------ PROVIDED DATA ------

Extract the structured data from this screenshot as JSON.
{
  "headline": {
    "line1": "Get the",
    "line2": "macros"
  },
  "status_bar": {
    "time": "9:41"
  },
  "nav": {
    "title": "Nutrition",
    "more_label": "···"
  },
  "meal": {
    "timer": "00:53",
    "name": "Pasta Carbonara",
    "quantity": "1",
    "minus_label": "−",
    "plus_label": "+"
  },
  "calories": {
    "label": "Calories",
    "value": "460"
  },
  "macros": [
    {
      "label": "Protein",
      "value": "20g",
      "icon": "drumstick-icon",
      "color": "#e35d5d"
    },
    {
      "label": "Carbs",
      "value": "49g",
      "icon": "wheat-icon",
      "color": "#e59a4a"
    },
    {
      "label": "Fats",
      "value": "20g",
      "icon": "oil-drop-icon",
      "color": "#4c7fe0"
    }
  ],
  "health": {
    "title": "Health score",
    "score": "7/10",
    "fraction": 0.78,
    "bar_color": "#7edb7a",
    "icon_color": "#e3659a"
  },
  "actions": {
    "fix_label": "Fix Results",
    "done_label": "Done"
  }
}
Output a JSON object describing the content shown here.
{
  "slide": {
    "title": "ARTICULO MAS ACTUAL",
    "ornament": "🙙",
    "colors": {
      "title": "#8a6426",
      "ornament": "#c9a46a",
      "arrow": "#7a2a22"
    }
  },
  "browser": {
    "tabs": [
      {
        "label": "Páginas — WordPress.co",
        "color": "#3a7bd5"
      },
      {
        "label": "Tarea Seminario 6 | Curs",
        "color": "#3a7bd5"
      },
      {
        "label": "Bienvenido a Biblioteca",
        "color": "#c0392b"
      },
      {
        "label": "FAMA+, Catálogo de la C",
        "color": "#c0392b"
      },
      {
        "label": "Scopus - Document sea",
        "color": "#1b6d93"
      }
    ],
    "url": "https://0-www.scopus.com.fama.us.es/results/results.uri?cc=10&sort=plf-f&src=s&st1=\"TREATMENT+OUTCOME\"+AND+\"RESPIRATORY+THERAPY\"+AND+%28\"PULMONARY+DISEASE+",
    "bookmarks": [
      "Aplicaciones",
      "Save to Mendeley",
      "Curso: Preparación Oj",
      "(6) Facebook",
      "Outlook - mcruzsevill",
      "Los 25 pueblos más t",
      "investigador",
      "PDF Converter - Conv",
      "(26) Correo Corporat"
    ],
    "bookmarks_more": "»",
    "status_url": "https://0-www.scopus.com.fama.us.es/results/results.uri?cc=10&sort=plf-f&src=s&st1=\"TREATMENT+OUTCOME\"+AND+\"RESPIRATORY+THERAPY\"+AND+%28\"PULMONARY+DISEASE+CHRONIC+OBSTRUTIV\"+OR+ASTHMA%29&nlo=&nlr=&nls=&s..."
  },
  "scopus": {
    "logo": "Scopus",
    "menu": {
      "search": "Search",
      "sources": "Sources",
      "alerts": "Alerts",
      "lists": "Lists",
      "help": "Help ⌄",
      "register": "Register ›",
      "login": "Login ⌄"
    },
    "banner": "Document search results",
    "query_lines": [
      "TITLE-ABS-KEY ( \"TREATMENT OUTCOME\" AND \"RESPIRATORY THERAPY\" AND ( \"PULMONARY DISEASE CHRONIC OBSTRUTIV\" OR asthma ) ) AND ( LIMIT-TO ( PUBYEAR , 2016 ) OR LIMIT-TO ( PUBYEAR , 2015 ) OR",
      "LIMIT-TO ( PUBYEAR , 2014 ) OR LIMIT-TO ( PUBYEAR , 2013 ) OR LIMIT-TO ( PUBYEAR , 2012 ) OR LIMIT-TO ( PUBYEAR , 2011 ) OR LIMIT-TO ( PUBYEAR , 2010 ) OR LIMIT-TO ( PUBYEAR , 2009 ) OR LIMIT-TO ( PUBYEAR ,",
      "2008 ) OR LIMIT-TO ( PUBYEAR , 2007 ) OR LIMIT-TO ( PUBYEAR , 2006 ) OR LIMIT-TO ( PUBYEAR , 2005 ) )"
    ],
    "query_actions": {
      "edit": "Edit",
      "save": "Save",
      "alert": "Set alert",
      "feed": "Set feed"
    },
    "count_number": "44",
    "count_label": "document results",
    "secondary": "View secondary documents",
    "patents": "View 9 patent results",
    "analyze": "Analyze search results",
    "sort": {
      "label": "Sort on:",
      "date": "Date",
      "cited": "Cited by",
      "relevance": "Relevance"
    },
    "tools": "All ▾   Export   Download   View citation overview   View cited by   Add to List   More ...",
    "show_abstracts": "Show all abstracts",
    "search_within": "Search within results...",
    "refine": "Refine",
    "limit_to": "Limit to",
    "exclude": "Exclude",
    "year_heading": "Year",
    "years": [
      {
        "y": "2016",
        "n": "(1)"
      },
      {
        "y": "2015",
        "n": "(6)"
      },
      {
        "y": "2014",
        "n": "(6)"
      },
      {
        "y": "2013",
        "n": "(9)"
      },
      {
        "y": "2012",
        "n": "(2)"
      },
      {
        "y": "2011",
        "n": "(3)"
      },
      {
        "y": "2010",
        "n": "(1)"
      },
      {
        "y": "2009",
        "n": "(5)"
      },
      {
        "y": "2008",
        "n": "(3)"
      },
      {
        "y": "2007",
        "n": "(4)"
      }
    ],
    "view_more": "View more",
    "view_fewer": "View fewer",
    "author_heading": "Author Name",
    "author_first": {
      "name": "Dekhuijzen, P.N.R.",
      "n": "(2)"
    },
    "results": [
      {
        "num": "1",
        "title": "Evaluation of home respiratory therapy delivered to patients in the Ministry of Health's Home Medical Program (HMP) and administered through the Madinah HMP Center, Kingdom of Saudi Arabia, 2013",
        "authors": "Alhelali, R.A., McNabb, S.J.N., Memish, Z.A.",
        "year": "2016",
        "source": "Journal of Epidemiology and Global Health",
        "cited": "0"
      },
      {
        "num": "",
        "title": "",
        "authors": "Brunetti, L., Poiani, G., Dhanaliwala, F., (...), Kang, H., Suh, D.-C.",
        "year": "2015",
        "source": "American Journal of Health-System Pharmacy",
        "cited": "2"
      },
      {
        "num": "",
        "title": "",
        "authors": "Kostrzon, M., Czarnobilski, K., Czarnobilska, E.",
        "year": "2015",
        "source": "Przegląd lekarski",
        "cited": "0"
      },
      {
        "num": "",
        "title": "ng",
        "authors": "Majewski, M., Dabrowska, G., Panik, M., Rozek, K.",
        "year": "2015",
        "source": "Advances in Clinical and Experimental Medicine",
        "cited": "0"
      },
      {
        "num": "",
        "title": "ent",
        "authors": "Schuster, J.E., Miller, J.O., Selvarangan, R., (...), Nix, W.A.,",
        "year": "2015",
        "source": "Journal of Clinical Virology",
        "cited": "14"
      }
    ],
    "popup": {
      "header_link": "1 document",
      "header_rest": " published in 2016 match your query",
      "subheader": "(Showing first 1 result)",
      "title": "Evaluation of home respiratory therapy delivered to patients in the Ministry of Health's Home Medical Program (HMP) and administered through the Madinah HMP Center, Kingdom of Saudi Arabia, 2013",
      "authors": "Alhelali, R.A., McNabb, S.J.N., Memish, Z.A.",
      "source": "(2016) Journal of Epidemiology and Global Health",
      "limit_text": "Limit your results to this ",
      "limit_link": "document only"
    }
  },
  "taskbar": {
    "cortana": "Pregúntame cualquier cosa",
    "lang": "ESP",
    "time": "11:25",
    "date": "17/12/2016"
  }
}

------

> **AIM OF THE TASK**
The lines holding the word "your" are the answer. Find them in the entries and copy them.

> **RESULT BELOW**
      "header_rest": " published in 2016 match your query",
      "limit_text": "Limit your results to this ",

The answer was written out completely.